**AÇÕES A REALIZAR:**
A - Segundo a notícia sobre o parque Veredinha, em que cidade fica o parque?
B - Reproduza, por favor, o trecho da notícia sobre o parque Veredinha que vai desde "Turismo sustentável Da" até "a preservação do parque.".

**DOCUMENTO DE ORIGEM:**
+---+
Associação defende hortas comunitárias em parque do DF
04/05/2006 - 12:32
O presidente da Associação Amigos do Veredinha (Amiver), Flávio do Carmo, defendeu há pouco, na audiência pública da Comissão de Meio Ambiente e Desenvolvimento Sustentável, a permanência de hortas comunitárias no parque ecológico Veredinha, situado em Brazlândia (DF). Apesar de reconhecer a necessidade de os chacareiros saírem da área, ele reclamou da falta de consulta à comunidade sobre a destinação da nova área de residência. A entidade discorda da separação de loteamento na definição da poligonal (mapa com memorial descritivo da área) do parque ecológico.
Carmo destacou que parte da produção da horta comunitária, plantada por pessoas que não residem no parque, é doada para escolas públicas. Ele ainda lembrou que os responsáveis pela plantação das hortas desenvolvem iniciativas de preservação do parque.
O presidente da Amiver acusou a administração regional de Brazlândia de destruir trabalhos de plantação de mudas no parque, desenvolvida por essas pessoas. A entidade ainda pediu fiscalização maior do Instituto Brasileiro do Meio Ambiente e dos Recursos Naturais Renováveis (Ibama) sobre o nível de agrotóxico nas plantações da região.
Turismo sustentável Da Redação/FB
A diretora de Desporto da administração regional de Brazlândia, Maria Aparecida del Sarto, afirmou que as pessoas devem deixar de morar e cultivar hortas no parque ecológico. O objetivo do governo distrital é desenvolver o turismo sustentável em Brazlândia e, para isso, é necessário preservar a região.
A diretora afirmou que o governo deverá destinar outras áreas para desenvolver as hortas comunitárias. Ela observou que a depredação do parque é grande e até mesmo a manutenção dessas plantações prejudica a preservação do parque.
Maria Aparecida pediu a compreensão da comunidade para minimizar o conflito na definição da poligonal (mapa com memorial descritivo da área) do parque ecológico.
O superintendente do Ibama no Distrito Federal, Francisco Palhares, insistiu que os chacareiros devem se deslocar do parque Veredinha para não prejudicar as futuras gerações. "Brasília vive um processo histórico de ocupação indiscriminada da terra", comentou.
+---+
**CONJUNTO DE DADOS:**

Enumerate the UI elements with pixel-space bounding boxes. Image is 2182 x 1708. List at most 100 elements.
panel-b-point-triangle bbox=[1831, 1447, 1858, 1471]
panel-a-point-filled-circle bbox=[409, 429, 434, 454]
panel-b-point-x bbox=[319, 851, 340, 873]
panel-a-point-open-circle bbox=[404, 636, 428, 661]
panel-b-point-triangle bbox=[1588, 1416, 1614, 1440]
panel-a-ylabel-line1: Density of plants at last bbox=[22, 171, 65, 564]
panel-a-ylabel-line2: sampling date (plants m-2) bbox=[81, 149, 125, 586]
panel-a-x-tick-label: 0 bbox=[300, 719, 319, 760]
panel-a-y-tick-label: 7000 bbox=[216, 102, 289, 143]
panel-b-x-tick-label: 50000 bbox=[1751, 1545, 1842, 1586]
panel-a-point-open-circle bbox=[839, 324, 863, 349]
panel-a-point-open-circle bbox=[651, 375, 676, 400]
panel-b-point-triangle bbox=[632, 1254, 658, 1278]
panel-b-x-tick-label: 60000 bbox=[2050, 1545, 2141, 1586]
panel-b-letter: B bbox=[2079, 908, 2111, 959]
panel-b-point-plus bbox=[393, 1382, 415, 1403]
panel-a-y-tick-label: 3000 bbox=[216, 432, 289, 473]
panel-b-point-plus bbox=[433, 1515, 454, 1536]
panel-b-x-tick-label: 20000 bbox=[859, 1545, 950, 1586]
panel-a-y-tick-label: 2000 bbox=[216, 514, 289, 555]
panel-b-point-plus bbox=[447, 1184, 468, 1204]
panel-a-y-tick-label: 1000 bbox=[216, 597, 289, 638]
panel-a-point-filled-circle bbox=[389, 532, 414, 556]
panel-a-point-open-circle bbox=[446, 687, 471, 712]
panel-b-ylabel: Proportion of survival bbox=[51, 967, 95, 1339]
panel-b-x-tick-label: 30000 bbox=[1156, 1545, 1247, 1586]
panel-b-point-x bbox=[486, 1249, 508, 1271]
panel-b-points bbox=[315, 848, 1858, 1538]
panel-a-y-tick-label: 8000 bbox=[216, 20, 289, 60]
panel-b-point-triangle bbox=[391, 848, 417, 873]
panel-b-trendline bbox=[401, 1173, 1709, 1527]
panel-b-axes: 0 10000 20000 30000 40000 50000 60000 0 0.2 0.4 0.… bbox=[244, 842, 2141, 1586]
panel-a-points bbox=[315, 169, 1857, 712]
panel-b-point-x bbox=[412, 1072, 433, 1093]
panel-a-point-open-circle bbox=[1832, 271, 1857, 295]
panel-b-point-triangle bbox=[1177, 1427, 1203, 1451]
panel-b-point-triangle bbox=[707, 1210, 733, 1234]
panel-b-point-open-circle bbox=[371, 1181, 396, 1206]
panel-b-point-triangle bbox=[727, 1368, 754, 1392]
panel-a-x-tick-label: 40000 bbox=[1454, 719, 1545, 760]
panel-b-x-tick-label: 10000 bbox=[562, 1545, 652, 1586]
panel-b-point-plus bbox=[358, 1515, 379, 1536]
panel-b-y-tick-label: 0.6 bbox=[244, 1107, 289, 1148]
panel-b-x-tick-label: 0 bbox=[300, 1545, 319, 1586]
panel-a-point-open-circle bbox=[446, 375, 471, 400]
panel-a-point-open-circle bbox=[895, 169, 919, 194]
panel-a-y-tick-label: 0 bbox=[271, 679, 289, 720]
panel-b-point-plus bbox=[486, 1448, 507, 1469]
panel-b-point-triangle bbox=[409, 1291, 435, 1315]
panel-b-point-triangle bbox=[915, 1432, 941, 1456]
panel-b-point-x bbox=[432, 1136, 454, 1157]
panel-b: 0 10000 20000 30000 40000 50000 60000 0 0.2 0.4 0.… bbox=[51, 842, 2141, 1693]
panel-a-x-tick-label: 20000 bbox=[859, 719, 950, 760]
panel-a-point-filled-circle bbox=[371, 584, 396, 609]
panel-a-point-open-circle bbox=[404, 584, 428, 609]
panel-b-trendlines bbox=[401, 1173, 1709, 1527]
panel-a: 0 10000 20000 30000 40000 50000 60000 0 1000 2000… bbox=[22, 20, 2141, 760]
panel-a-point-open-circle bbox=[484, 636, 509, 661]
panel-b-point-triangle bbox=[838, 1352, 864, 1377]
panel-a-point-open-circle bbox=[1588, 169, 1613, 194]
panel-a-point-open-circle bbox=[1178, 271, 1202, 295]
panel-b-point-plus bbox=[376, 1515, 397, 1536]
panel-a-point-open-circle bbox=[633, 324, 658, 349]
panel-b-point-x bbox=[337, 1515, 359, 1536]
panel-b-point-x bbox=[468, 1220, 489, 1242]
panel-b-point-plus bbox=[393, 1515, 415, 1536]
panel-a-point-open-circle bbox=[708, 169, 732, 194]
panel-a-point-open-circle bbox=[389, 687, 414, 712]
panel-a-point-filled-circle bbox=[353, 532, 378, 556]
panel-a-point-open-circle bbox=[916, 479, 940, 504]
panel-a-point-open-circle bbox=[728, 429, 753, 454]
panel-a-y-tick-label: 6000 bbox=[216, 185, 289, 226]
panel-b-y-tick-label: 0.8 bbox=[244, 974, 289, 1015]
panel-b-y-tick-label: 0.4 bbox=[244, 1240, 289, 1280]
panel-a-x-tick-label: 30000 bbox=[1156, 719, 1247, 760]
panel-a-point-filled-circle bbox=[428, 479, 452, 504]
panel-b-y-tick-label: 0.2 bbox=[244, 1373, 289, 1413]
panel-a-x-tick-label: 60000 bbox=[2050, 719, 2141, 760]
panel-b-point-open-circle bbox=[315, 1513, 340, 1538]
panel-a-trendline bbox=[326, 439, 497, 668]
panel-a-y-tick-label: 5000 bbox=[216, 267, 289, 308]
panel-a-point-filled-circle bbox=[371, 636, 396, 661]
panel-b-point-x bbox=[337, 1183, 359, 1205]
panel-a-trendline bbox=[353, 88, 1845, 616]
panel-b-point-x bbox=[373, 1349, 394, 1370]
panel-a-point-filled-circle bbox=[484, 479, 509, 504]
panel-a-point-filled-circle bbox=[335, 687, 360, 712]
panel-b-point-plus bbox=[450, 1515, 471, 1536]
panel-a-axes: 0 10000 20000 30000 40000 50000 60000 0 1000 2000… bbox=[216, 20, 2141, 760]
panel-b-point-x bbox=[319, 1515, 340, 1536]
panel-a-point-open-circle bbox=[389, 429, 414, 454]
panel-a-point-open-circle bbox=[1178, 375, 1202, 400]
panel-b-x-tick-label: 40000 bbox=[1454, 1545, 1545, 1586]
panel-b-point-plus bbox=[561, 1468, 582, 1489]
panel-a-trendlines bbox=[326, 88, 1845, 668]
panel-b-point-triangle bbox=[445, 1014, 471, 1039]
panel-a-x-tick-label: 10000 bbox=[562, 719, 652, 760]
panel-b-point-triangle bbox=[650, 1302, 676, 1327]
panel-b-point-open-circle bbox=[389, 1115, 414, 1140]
+---+
**RESPOSTAS POR ITEM:**
A - Em Brazlândia (DF).

B -
Turismo sustentável Da Redação/FB
A diretora de Desporto da administração regional de Brazlândia, Maria Aparecida del Sarto, afirmou que as pessoas devem deixar de morar e cultivar hortas no parque ecológico. O objetivo do governo distrital é desenvolver o turismo sustentável em Brazlândia e, para isso, é necessário preservar a região.
A diretora afirmou que o governo deverá destinar outras áreas para desenvolver as hortas comunitárias. Ela observou que a depredação do parque é grande e até mesmo a manutenção dessas plantações prejudica a preservação do parque.